=== BRIEF ===
Begin at the line that holds "Output a JSON" and retype every line through the end of the material, both included. Leave out the pictures.

[Saved entries]
********************

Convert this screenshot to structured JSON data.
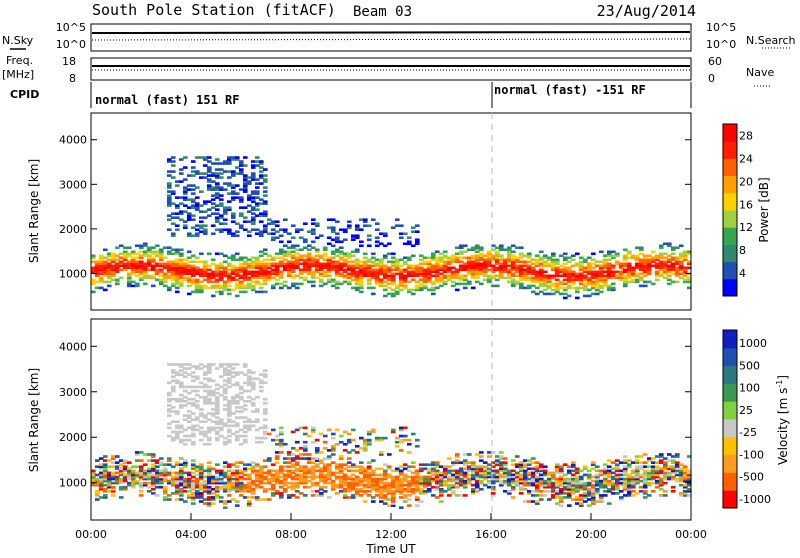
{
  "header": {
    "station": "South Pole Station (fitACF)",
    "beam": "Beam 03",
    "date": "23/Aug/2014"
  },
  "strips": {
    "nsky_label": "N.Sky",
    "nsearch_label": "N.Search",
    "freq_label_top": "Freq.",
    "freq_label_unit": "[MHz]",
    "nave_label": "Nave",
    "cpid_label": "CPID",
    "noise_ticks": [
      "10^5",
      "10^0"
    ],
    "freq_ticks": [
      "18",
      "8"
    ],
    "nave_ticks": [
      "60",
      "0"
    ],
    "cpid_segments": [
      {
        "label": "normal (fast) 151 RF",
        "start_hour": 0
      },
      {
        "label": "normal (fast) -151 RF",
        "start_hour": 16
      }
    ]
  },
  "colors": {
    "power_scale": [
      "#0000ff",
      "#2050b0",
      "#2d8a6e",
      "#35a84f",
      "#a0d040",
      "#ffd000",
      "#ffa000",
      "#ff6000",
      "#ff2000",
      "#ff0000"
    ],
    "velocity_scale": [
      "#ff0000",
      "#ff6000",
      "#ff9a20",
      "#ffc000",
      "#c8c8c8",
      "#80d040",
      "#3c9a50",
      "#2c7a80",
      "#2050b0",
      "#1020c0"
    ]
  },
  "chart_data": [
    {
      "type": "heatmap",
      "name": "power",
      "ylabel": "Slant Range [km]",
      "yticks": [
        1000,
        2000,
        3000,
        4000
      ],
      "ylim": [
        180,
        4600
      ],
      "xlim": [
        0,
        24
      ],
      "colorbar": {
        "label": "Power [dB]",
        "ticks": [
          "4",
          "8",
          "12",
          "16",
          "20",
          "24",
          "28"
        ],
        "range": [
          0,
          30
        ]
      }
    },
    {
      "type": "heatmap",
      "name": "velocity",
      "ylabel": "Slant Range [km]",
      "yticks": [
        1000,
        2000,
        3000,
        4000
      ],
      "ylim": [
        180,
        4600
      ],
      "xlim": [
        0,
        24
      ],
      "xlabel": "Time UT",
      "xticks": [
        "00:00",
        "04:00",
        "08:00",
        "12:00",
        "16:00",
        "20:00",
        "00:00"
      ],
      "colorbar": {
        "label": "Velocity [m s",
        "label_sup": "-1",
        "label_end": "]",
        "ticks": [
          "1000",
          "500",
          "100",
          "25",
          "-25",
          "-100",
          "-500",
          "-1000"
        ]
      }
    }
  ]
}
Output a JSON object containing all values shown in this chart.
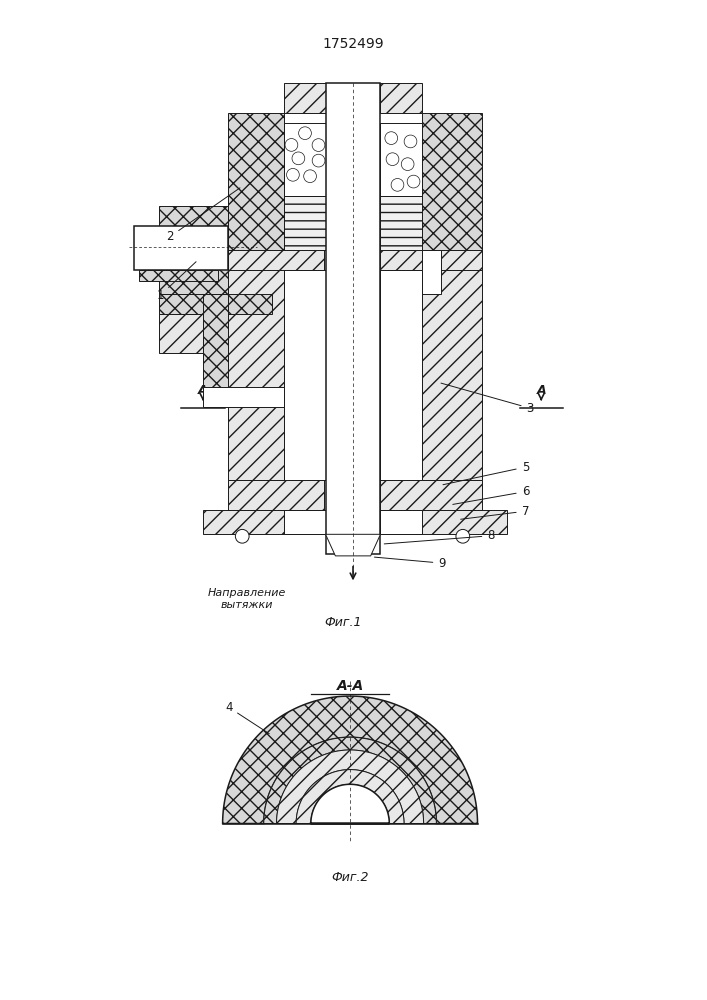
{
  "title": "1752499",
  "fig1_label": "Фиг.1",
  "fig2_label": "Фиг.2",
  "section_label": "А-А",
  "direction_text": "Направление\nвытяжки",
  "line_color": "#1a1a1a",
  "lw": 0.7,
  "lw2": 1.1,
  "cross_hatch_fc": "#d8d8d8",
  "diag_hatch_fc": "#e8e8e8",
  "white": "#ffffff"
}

********************

=== RESPONSE ===
Output a JSON object containing all values shown in this chart.
{
  "title": "1752499",
  "fig1_label": "Фиг.1",
  "fig2_label": "Фиг.2",
  "section_label": "А-А",
  "direction_text": "Направление\nвытяжки",
  "line_color": "#1a1a1a",
  "lw": 0.7,
  "lw2": 1.1,
  "cross_hatch_fc": "#d8d8d8",
  "diag_hatch_fc": "#e8e8e8",
  "white": "#ffffff"
}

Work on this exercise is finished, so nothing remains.